> **The exercise**
Gather all lines in the entries that include the word "Hourly".

--- Start of Dataset extract ---

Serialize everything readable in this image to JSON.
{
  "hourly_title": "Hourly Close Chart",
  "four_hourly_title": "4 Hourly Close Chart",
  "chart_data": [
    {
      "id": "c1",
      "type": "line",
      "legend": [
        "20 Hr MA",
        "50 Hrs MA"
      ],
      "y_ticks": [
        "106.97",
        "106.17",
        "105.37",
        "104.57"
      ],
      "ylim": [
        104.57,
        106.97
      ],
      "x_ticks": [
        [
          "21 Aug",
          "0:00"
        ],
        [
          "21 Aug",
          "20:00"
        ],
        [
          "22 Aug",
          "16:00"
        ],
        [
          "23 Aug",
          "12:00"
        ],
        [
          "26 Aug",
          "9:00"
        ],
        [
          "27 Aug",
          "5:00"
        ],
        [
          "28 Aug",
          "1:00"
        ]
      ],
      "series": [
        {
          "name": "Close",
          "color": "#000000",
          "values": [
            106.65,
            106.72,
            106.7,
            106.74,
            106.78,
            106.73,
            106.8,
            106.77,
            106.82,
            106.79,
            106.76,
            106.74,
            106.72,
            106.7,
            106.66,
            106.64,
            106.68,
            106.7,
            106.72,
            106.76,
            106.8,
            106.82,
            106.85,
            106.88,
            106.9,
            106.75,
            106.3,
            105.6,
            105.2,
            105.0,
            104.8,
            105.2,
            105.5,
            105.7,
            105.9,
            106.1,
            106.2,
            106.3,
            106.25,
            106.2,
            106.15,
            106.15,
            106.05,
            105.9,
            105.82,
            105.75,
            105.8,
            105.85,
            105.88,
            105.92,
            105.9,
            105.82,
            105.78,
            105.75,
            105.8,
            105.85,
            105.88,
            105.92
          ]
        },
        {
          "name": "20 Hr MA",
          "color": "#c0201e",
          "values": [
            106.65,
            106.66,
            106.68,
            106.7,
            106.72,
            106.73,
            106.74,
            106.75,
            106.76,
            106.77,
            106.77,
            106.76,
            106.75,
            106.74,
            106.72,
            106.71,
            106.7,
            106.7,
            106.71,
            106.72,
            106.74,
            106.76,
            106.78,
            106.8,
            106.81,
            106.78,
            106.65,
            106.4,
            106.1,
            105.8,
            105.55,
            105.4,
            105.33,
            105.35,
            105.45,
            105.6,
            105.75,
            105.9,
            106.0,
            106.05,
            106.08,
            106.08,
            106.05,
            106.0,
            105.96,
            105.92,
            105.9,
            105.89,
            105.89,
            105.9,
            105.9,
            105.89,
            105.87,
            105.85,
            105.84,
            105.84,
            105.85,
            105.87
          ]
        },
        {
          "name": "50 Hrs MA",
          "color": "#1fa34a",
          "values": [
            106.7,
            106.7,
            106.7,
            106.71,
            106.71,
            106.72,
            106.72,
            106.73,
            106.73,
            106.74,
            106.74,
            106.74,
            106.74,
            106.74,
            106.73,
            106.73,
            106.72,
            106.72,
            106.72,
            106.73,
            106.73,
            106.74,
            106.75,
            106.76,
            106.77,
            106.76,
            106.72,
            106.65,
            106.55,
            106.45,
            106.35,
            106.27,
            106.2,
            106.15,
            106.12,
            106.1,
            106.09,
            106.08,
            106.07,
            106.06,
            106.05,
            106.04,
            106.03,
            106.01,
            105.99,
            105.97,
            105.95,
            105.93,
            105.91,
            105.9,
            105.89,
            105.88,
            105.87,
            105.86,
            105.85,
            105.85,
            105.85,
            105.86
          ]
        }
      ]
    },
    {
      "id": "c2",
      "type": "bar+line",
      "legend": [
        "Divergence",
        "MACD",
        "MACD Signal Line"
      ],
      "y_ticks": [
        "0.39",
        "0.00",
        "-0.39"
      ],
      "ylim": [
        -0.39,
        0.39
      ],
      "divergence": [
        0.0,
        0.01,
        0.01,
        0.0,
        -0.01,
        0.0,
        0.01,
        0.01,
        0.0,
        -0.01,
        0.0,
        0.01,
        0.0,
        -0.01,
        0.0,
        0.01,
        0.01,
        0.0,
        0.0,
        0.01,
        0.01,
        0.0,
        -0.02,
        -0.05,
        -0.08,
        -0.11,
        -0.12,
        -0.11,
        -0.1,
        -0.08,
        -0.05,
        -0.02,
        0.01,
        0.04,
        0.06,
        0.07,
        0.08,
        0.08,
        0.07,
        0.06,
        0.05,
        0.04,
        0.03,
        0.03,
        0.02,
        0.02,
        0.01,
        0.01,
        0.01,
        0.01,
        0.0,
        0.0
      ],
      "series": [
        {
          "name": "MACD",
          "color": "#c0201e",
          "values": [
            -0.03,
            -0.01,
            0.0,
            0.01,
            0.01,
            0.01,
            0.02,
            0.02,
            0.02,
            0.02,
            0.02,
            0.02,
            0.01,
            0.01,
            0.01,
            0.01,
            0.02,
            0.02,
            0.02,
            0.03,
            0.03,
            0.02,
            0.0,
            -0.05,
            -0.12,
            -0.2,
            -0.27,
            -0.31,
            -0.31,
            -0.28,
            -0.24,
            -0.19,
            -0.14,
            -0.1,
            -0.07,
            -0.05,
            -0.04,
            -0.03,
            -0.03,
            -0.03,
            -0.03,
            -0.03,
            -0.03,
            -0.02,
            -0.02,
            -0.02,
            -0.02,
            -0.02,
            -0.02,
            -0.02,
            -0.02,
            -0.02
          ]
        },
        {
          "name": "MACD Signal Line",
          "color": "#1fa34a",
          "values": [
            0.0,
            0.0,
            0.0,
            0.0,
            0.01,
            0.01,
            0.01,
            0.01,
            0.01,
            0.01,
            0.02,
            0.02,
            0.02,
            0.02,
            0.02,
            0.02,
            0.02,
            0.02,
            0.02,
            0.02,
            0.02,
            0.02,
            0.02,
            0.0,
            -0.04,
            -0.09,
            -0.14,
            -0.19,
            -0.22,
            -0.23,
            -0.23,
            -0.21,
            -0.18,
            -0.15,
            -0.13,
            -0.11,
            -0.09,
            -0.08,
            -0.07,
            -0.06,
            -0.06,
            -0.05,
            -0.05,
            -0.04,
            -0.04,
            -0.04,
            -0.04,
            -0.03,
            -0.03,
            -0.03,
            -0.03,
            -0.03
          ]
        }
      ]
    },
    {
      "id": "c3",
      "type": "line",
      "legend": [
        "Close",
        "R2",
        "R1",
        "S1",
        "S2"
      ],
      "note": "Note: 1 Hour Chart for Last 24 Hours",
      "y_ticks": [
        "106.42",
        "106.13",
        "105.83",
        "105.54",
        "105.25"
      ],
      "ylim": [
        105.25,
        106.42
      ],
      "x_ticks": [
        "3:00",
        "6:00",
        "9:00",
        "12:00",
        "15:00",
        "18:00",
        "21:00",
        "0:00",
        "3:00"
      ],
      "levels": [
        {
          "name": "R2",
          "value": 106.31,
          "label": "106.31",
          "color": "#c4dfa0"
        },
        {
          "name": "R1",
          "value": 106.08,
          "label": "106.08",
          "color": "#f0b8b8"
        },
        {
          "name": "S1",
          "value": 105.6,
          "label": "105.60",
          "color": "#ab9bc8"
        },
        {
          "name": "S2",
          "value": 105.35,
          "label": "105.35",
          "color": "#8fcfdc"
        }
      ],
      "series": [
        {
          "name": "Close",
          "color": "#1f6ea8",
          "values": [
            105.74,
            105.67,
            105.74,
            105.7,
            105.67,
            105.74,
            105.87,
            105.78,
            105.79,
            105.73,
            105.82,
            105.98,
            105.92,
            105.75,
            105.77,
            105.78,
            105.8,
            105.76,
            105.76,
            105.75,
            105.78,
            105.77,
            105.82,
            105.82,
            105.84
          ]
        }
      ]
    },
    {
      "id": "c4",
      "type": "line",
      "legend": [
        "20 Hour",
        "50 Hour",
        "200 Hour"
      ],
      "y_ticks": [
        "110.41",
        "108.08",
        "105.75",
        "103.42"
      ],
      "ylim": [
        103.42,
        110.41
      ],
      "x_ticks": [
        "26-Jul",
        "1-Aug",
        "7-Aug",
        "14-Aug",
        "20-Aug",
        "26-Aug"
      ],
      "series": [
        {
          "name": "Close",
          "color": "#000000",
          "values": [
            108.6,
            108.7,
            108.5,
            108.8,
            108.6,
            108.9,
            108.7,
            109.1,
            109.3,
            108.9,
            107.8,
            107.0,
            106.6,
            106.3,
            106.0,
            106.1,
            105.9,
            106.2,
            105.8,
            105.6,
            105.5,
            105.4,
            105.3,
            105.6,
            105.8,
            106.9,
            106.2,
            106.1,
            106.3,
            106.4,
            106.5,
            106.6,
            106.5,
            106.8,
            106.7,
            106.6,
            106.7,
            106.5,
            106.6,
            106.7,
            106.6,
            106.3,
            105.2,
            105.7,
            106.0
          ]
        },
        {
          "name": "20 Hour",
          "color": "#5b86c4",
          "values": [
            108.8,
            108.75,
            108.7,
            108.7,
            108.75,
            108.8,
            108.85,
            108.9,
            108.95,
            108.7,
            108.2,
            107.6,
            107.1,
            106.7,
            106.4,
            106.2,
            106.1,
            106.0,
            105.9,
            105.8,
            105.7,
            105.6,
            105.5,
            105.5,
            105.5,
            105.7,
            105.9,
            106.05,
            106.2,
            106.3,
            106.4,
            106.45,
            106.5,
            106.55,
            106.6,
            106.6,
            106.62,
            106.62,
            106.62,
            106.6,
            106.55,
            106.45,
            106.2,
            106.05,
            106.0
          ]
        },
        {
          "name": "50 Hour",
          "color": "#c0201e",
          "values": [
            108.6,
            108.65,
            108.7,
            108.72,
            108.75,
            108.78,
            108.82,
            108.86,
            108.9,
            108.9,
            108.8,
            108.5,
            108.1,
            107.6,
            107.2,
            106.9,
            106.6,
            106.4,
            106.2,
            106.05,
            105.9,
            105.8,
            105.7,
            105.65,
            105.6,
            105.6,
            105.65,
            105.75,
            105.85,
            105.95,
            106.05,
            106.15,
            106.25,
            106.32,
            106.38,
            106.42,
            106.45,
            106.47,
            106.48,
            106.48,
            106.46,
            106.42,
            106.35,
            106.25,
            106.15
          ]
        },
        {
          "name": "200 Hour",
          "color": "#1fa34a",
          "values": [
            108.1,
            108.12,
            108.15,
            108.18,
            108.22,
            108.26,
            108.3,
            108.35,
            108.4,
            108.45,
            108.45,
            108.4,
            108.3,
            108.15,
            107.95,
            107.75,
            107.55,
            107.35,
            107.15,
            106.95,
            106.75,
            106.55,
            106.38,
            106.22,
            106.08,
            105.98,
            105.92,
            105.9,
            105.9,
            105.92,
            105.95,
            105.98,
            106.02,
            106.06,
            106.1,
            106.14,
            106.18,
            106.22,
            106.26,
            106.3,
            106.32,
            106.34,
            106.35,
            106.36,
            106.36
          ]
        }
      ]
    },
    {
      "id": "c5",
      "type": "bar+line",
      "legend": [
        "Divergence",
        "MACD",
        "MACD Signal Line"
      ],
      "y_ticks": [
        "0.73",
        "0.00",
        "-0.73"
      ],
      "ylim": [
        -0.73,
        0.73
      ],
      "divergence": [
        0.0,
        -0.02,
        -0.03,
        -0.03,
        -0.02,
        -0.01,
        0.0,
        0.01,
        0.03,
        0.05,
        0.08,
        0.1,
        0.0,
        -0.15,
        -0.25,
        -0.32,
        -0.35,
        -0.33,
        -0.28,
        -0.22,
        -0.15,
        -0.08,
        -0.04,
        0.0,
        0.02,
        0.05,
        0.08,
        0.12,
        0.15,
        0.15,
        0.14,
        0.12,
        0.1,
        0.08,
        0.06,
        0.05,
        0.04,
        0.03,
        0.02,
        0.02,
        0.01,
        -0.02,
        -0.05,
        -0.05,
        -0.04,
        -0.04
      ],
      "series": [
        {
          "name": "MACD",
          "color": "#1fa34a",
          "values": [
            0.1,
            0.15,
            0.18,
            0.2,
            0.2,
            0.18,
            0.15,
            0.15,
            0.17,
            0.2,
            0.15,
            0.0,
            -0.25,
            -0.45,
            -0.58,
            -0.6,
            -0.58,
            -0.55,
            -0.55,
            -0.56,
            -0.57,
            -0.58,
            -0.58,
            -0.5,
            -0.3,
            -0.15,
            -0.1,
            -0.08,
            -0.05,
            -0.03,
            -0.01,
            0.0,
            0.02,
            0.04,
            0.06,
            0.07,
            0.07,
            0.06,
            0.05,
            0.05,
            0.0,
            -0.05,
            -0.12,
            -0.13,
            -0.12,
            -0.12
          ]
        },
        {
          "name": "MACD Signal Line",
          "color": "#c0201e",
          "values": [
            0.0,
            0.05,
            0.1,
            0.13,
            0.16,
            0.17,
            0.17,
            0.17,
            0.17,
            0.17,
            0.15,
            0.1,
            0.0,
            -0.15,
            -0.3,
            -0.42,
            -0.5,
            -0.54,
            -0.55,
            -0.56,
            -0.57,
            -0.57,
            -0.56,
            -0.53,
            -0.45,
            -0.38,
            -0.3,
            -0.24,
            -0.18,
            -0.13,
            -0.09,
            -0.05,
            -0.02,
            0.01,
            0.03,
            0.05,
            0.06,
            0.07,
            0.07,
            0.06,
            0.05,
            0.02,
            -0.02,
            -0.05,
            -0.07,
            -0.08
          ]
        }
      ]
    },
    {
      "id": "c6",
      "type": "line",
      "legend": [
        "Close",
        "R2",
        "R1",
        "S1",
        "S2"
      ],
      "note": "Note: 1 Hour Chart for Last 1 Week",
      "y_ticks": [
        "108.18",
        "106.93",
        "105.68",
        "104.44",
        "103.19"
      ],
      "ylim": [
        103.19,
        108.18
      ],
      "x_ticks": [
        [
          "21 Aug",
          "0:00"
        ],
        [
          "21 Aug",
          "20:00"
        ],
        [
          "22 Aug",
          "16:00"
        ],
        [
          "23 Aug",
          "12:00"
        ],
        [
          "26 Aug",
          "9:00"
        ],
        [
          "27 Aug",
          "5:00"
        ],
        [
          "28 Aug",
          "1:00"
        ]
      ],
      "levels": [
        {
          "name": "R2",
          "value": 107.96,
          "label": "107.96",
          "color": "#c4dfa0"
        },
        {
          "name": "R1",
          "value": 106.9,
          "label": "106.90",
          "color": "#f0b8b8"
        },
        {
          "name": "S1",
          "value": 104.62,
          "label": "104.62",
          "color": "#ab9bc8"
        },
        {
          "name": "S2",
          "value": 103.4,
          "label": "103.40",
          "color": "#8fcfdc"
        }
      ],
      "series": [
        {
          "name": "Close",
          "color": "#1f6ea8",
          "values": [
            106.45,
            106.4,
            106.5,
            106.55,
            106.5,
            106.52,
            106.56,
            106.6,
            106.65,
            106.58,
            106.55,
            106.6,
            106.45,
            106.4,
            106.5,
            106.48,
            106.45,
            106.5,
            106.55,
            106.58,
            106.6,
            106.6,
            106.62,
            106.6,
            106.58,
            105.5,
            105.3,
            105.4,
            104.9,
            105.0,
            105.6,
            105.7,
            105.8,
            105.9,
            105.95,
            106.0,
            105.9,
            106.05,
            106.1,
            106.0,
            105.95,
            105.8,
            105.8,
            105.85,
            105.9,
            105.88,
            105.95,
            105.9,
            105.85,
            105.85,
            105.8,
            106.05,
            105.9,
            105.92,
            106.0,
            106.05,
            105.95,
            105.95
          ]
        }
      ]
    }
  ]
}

--- End of Dataset extract ---

> **Answer below**
  "hourly_title": "Hourly Close Chart",
  "four_hourly_title": "4 Hourly Close Chart",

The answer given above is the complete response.